=== RECORDS SUPPLIED ===
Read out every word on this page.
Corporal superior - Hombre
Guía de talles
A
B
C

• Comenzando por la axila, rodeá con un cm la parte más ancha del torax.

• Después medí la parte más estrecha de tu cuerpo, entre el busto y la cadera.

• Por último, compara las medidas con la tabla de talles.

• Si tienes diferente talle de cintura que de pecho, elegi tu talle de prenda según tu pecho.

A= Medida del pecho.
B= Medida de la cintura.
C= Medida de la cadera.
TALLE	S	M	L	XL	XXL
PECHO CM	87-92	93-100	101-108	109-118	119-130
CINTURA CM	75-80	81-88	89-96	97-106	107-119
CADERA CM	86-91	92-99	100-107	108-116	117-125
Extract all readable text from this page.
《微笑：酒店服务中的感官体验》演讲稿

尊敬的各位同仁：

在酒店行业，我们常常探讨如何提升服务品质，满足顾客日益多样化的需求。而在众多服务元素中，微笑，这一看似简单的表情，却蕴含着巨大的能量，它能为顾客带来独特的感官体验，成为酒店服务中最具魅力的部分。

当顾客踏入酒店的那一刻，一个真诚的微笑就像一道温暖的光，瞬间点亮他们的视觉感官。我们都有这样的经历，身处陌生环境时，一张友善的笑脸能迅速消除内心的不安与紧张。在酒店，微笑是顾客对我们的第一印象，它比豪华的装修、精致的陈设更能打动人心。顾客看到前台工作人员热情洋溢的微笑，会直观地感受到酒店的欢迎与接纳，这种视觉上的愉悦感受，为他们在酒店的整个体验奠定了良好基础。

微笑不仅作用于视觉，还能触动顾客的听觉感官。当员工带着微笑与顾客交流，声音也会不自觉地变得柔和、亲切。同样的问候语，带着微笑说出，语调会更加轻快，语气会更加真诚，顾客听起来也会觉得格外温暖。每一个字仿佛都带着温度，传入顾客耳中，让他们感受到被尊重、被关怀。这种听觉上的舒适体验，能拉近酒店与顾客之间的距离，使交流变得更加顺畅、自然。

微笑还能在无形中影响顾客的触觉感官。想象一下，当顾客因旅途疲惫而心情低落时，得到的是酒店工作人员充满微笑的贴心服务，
===
* **SHORT EXERCISE**
Filter for "parte". Return all lines that hold it.

* **CORRECT ANSWER**
• Comenzando por la axila, rodeá con un cm la parte más ancha del torax.
• Después medí la parte más estrecha de tu cuerpo, entre el busto y la cadera.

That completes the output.